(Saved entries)
==============================

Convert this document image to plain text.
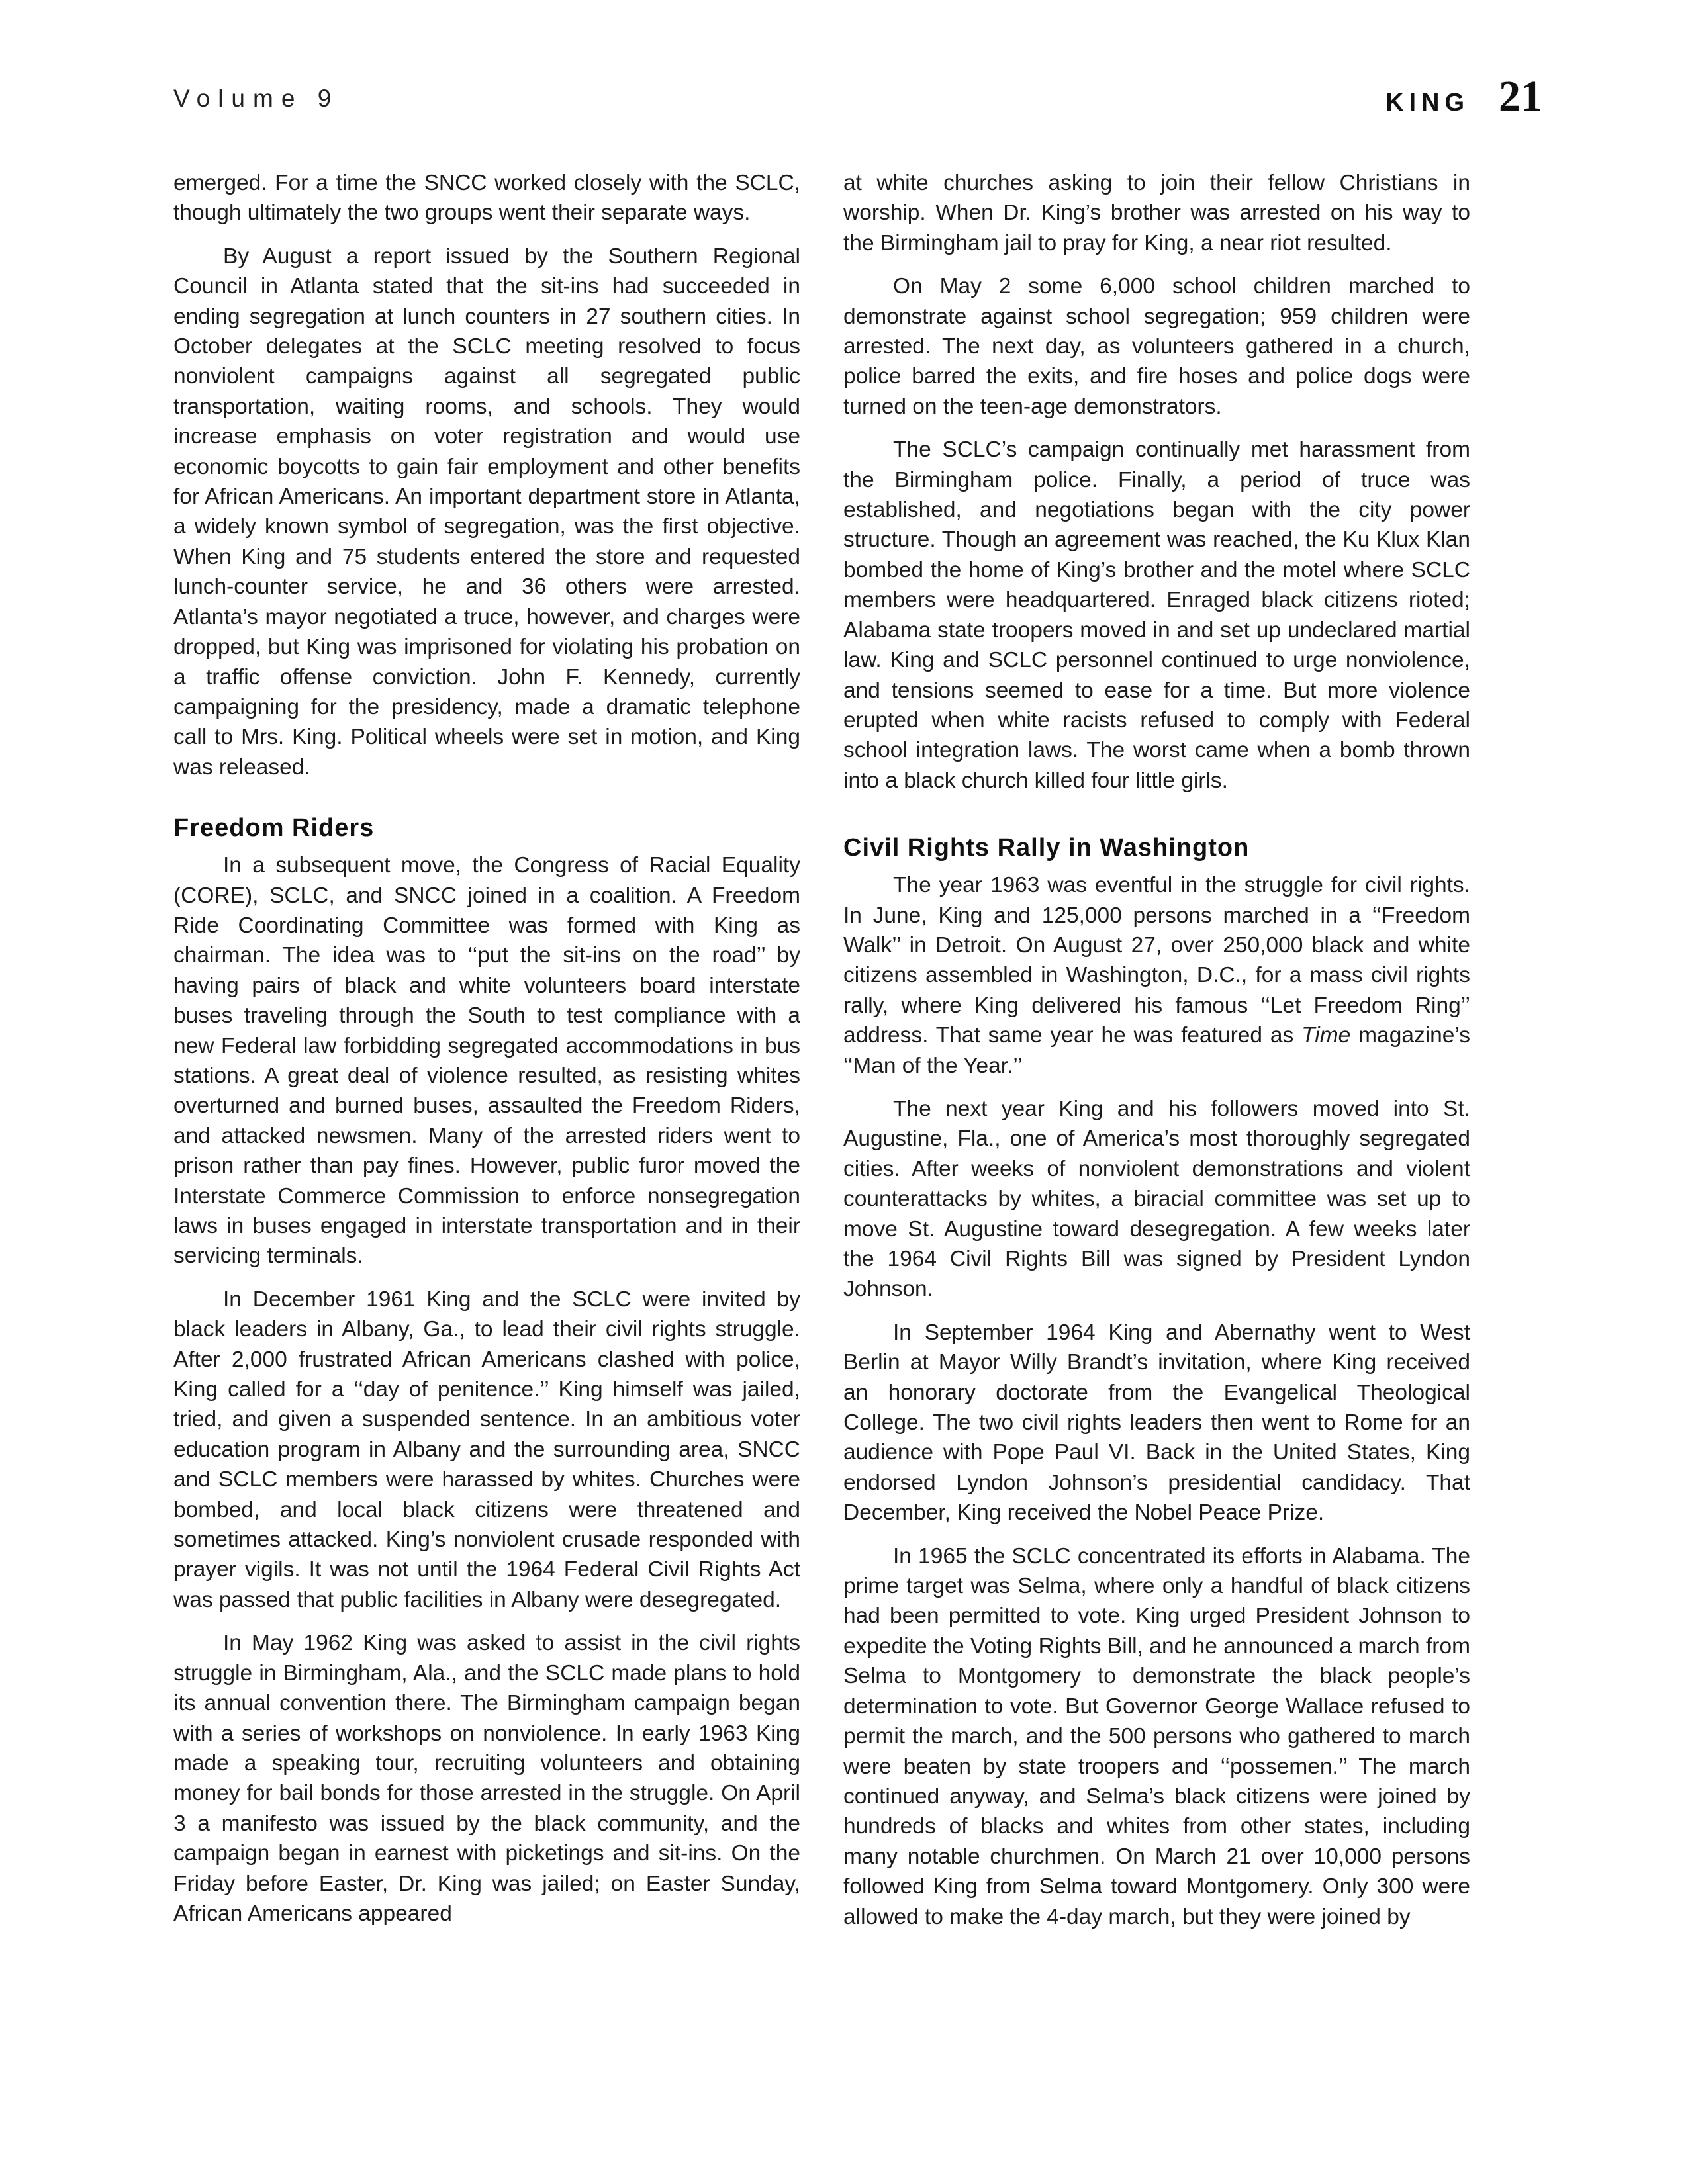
Volume 9	KING 21

emerged. For a time the SNCC worked closely with the SCLC, though ultimately the two groups went their separate ways.

By August a report issued by the Southern Regional Council in Atlanta stated that the sit-ins had succeeded in ending segregation at lunch counters in 27 southern cities. In October delegates at the SCLC meeting resolved to focus nonviolent campaigns against all segregated public transportation, waiting rooms, and schools. They would increase emphasis on voter registration and would use economic boycotts to gain fair employment and other benefits for African Americans. An important department store in Atlanta, a widely known symbol of segregation, was the first objective. When King and 75 students entered the store and requested lunch-counter service, he and 36 others were arrested. Atlanta’s mayor negotiated a truce, however, and charges were dropped, but King was imprisoned for violating his probation on a traffic offense conviction. John F. Kennedy, currently campaigning for the presidency, made a dramatic telephone call to Mrs. King. Political wheels were set in motion, and King was released.

Freedom Riders

In a subsequent move, the Congress of Racial Equality (CORE), SCLC, and SNCC joined in a coalition. A Freedom Ride Coordinating Committee was formed with King as chairman. The idea was to ‘‘put the sit-ins on the road’’ by having pairs of black and white volunteers board interstate buses traveling through the South to test compliance with a new Federal law forbidding segregated accommodations in bus stations. A great deal of violence resulted, as resisting whites overturned and burned buses, assaulted the Freedom Riders, and attacked newsmen. Many of the arrested riders went to prison rather than pay fines. However, public furor moved the Interstate Commerce Commission to enforce nonsegregation laws in buses engaged in interstate transportation and in their servicing terminals.

In December 1961 King and the SCLC were invited by black leaders in Albany, Ga., to lead their civil rights struggle. After 2,000 frustrated African Americans clashed with police, King called for a ‘‘day of penitence.’’ King himself was jailed, tried, and given a suspended sentence. In an ambitious voter education program in Albany and the surrounding area, SNCC and SCLC members were harassed by whites. Churches were bombed, and local black citizens were threatened and sometimes attacked. King’s nonviolent crusade responded with prayer vigils. It was not until the 1964 Federal Civil Rights Act was passed that public facilities in Albany were desegregated.

In May 1962 King was asked to assist in the civil rights struggle in Birmingham, Ala., and the SCLC made plans to hold its annual convention there. The Birmingham campaign began with a series of workshops on nonviolence. In early 1963 King made a speaking tour, recruiting volunteers and obtaining money for bail bonds for those arrested in the struggle. On April 3 a manifesto was issued by the black community, and the campaign began in earnest with picketings and sit-ins. On the Friday before Easter, Dr. King was jailed; on Easter Sunday, African Americans appeared

at white churches asking to join their fellow Christians in worship. When Dr. King’s brother was arrested on his way to the Birmingham jail to pray for King, a near riot resulted.

On May 2 some 6,000 school children marched to demonstrate against school segregation; 959 children were arrested. The next day, as volunteers gathered in a church, police barred the exits, and fire hoses and police dogs were turned on the teen-age demonstrators.

The SCLC’s campaign continually met harassment from the Birmingham police. Finally, a period of truce was established, and negotiations began with the city power structure. Though an agreement was reached, the Ku Klux Klan bombed the home of King’s brother and the motel where SCLC members were headquartered. Enraged black citizens rioted; Alabama state troopers moved in and set up undeclared martial law. King and SCLC personnel continued to urge nonviolence, and tensions seemed to ease for a time. But more violence erupted when white racists refused to comply with Federal school integration laws. The worst came when a bomb thrown into a black church killed four little girls.

Civil Rights Rally in Washington

The year 1963 was eventful in the struggle for civil rights. In June, King and 125,000 persons marched in a ‘‘Freedom Walk’’ in Detroit. On August 27, over 250,000 black and white citizens assembled in Washington, D.C., for a mass civil rights rally, where King delivered his famous ‘‘Let Freedom Ring’’ address. That same year he was featured as Time magazine’s ‘‘Man of the Year.’’

The next year King and his followers moved into St. Augustine, Fla., one of America’s most thoroughly segregated cities. After weeks of nonviolent demonstrations and violent counterattacks by whites, a biracial committee was set up to move St. Augustine toward desegregation. A few weeks later the 1964 Civil Rights Bill was signed by President Lyndon Johnson.

In September 1964 King and Abernathy went to West Berlin at Mayor Willy Brandt’s invitation, where King received an honorary doctorate from the Evangelical Theological College. The two civil rights leaders then went to Rome for an audience with Pope Paul VI. Back in the United States, King endorsed Lyndon Johnson’s presidential candidacy. That December, King received the Nobel Peace Prize.

In 1965 the SCLC concentrated its efforts in Alabama. The prime target was Selma, where only a handful of black citizens had been permitted to vote. King urged President Johnson to expedite the Voting Rights Bill, and he announced a march from Selma to Montgomery to demonstrate the black people’s determination to vote. But Governor George Wallace refused to permit the march, and the 500 persons who gathered to march were beaten by state troopers and ‘‘possemen.’’ The march continued anyway, and Selma’s black citizens were joined by hundreds of blacks and whites from other states, including many notable churchmen. On March 21 over 10,000 persons followed King from Selma toward Montgomery. Only 300 were allowed to make the 4-day march, but they were joined by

==============================

§ **Aim**
Only lines with the string "Washington" belong in your answer; copy each one.

§ **Output of the exercise**
Civil Rights Rally in Washington
The year 1963 was eventful in the struggle for civil rights. In June, King and 125,000 persons marched in a ‘‘Freedom Walk’’ in Detroit. On August 27, over 250,000 black and white citizens assembled in Washington, D.C., for a mass civil rights rally, where King delivered his famous ‘‘Let Freedom Ring’’ address. That same year he was featured as Time magazine’s ‘‘Man of the Year.’’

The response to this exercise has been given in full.